EXERCISE DESCRIPTION
Please copy the rows verbatim, from the first one through the row that contains "274, 236, 294]", inclusive.

____________

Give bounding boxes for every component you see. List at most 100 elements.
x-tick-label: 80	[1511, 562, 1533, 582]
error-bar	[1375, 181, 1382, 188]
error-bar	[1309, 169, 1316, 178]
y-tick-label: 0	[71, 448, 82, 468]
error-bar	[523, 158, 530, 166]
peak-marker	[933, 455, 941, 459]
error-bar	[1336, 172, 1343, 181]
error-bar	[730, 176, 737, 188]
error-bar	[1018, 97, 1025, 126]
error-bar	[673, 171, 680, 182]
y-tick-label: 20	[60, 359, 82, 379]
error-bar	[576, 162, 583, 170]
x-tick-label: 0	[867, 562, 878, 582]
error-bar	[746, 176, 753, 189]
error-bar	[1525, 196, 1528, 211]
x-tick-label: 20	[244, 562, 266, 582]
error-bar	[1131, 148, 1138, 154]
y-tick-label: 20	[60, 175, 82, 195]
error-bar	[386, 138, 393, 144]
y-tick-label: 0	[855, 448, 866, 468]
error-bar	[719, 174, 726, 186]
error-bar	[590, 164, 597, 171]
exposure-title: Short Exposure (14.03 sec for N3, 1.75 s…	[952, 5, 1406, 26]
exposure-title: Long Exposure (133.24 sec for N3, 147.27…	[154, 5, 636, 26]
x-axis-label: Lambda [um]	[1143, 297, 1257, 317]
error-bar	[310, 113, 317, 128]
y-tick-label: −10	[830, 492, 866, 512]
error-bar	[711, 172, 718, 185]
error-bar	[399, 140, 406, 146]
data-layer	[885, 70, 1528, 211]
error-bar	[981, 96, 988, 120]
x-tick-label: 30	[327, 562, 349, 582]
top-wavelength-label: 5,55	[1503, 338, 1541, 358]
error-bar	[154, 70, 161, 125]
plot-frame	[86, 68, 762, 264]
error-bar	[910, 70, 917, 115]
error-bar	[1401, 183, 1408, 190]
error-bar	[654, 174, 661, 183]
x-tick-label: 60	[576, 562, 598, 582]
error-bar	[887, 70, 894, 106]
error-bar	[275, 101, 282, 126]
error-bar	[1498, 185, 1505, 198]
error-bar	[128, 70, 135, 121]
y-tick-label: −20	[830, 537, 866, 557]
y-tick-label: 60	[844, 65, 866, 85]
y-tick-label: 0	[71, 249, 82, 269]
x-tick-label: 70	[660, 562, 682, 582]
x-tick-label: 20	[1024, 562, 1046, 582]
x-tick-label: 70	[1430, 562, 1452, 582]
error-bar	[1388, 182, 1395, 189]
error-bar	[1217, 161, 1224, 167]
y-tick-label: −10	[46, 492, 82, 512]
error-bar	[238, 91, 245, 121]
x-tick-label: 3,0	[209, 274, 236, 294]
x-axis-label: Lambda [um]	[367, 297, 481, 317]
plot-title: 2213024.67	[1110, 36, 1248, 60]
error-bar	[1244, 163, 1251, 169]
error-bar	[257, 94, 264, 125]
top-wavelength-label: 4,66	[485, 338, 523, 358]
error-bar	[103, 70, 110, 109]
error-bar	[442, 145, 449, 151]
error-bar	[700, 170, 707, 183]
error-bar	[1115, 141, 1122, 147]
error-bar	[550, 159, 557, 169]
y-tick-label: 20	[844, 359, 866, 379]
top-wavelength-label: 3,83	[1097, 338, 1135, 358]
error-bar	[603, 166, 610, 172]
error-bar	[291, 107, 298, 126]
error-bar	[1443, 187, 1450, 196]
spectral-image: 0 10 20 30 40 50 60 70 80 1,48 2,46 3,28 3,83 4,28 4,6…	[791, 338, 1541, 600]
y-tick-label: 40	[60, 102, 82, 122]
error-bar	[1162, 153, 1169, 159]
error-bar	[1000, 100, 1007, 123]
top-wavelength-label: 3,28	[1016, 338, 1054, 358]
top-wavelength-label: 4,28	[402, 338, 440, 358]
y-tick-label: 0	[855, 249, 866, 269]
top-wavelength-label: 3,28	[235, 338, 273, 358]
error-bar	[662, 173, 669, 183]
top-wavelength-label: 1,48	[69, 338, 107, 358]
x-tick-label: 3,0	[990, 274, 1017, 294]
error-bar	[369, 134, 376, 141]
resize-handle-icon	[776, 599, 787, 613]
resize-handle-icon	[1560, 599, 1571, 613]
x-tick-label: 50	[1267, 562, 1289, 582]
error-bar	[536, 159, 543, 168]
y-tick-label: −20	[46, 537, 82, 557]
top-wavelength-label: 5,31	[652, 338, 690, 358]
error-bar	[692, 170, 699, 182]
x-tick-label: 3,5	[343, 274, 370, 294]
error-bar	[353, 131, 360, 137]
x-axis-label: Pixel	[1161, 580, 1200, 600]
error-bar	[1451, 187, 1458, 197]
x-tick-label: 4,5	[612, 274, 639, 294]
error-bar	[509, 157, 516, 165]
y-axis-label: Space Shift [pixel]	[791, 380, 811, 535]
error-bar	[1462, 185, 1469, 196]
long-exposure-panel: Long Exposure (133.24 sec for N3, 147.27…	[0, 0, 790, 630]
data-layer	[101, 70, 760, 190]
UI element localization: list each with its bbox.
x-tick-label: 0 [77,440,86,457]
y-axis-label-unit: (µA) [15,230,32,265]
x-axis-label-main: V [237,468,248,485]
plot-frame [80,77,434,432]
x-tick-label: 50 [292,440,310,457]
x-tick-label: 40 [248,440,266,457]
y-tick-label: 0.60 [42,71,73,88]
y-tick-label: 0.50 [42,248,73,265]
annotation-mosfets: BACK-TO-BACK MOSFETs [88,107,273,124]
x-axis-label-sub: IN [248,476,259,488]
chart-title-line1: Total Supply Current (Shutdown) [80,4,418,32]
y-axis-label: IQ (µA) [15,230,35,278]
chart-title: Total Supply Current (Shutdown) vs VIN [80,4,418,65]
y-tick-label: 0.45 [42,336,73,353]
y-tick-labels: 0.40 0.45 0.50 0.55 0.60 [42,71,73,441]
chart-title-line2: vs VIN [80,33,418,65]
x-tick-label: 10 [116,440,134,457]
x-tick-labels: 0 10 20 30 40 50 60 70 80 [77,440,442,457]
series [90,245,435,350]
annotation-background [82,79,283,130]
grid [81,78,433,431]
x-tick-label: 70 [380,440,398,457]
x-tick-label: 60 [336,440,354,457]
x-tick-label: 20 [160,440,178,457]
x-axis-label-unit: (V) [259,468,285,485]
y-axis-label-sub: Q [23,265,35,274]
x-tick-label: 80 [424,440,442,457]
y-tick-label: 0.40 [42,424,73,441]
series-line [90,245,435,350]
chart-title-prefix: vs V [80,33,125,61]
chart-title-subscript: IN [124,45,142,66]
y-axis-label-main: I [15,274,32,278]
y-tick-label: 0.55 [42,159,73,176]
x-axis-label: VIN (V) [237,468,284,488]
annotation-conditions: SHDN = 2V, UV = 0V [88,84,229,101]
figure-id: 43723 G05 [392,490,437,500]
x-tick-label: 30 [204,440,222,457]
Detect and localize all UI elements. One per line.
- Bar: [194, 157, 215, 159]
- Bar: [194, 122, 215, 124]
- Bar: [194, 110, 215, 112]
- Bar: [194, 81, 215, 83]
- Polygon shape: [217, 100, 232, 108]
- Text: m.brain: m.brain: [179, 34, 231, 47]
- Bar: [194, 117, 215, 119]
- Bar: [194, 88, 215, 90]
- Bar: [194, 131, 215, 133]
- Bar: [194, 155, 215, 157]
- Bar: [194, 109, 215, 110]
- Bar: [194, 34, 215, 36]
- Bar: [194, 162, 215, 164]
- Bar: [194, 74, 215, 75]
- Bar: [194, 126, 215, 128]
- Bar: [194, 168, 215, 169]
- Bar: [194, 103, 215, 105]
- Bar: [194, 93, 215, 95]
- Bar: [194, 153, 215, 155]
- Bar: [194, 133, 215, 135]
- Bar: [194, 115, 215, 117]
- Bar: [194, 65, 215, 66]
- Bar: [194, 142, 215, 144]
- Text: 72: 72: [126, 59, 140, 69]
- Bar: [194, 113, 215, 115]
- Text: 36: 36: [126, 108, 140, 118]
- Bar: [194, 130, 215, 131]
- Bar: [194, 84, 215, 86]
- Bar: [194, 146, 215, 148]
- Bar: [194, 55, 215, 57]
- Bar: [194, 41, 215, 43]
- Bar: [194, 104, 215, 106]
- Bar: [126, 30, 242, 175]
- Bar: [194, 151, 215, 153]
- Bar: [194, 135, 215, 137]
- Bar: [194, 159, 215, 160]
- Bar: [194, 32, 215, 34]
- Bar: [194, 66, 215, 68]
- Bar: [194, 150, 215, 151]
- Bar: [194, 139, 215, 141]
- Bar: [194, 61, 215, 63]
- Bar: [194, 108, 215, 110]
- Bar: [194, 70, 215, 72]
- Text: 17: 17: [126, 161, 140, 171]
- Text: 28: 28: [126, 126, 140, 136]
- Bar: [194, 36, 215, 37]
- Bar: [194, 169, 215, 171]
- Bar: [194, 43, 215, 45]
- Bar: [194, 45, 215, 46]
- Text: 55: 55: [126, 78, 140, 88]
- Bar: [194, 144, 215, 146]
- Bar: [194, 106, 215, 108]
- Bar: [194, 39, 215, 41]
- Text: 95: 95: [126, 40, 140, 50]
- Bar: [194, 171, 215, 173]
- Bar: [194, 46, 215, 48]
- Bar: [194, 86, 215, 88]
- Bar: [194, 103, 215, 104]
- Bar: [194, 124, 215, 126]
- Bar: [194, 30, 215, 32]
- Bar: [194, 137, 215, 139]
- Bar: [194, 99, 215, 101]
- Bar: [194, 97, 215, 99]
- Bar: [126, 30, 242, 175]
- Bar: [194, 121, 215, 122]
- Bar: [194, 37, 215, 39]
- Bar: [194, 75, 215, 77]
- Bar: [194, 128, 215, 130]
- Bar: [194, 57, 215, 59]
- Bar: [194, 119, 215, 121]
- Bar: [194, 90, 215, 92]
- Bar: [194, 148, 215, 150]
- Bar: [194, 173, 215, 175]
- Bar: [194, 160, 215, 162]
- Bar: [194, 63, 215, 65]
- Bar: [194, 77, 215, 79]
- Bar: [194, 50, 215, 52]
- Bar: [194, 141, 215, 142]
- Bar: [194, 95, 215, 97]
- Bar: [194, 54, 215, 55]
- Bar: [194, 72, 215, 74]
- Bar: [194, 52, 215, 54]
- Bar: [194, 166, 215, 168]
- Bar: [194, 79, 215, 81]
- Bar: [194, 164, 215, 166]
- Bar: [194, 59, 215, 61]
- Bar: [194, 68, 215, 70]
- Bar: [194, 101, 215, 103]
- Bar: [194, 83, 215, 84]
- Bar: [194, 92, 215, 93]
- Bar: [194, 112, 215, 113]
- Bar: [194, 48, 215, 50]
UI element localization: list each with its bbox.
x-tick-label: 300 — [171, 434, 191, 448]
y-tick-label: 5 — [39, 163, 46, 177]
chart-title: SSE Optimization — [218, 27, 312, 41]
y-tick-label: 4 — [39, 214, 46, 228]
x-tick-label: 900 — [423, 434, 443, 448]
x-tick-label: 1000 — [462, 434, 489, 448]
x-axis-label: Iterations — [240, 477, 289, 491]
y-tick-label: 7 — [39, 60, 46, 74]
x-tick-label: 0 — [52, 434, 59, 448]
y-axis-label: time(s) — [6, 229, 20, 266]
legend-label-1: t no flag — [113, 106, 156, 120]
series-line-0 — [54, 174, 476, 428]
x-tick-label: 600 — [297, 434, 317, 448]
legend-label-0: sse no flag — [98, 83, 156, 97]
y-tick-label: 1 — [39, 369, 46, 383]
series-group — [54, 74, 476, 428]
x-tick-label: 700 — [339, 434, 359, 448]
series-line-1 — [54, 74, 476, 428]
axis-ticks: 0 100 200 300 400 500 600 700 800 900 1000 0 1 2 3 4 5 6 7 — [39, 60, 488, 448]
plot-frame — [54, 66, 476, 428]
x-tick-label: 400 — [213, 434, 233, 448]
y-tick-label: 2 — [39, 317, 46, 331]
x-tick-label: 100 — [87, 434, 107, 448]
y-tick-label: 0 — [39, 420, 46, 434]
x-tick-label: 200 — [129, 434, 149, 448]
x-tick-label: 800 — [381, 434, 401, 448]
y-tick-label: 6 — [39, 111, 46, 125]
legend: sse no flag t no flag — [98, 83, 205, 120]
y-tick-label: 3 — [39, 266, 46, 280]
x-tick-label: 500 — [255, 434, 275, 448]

____________

EXPECTED ANSWER
Give bounding boxes for every component you see. List at most 100 elements.
x-tick-label: 80	[1511, 562, 1533, 582]
error-bar	[1375, 181, 1382, 188]
error-bar	[1309, 169, 1316, 178]
y-tick-label: 0	[71, 448, 82, 468]
error-bar	[523, 158, 530, 166]
peak-marker	[933, 455, 941, 459]
error-bar	[1336, 172, 1343, 181]
error-bar	[730, 176, 737, 188]
error-bar	[1018, 97, 1025, 126]
error-bar	[673, 171, 680, 182]
y-tick-label: 20	[60, 359, 82, 379]
error-bar	[576, 162, 583, 170]
x-tick-label: 0	[867, 562, 878, 582]
error-bar	[746, 176, 753, 189]
error-bar	[1525, 196, 1528, 211]
x-tick-label: 20	[244, 562, 266, 582]
error-bar	[1131, 148, 1138, 154]
y-tick-label: 20	[60, 175, 82, 195]
error-bar	[386, 138, 393, 144]
y-tick-label: 0	[855, 448, 866, 468]
error-bar	[719, 174, 726, 186]
error-bar	[590, 164, 597, 171]
exposure-title: Short Exposure (14.03 sec for N3, 1.75 s…	[952, 5, 1406, 26]
exposure-title: Long Exposure (133.24 sec for N3, 147.27…	[154, 5, 636, 26]
x-axis-label: Lambda [um]	[1143, 297, 1257, 317]
error-bar	[310, 113, 317, 128]
y-tick-label: −10	[830, 492, 866, 512]
error-bar	[711, 172, 718, 185]
error-bar	[399, 140, 406, 146]
data-layer	[885, 70, 1528, 211]
error-bar	[981, 96, 988, 120]
x-tick-label: 30	[327, 562, 349, 582]
top-wavelength-label: 5,55	[1503, 338, 1541, 358]
error-bar	[154, 70, 161, 125]
plot-frame	[86, 68, 762, 264]
error-bar	[910, 70, 917, 115]
error-bar	[1401, 183, 1408, 190]
error-bar	[654, 174, 661, 183]
x-tick-label: 60	[576, 562, 598, 582]
error-bar	[887, 70, 894, 106]
error-bar	[275, 101, 282, 126]
error-bar	[1498, 185, 1505, 198]
error-bar	[128, 70, 135, 121]
y-tick-label: −20	[830, 537, 866, 557]
y-tick-label: 60	[844, 65, 866, 85]
y-tick-label: 0	[71, 249, 82, 269]
x-tick-label: 70	[660, 562, 682, 582]
x-tick-label: 20	[1024, 562, 1046, 582]
x-tick-label: 70	[1430, 562, 1452, 582]
error-bar	[1388, 182, 1395, 189]
error-bar	[1217, 161, 1224, 167]
y-tick-label: −10	[46, 492, 82, 512]
error-bar	[238, 91, 245, 121]
x-tick-label: 3,0	[209, 274, 236, 294]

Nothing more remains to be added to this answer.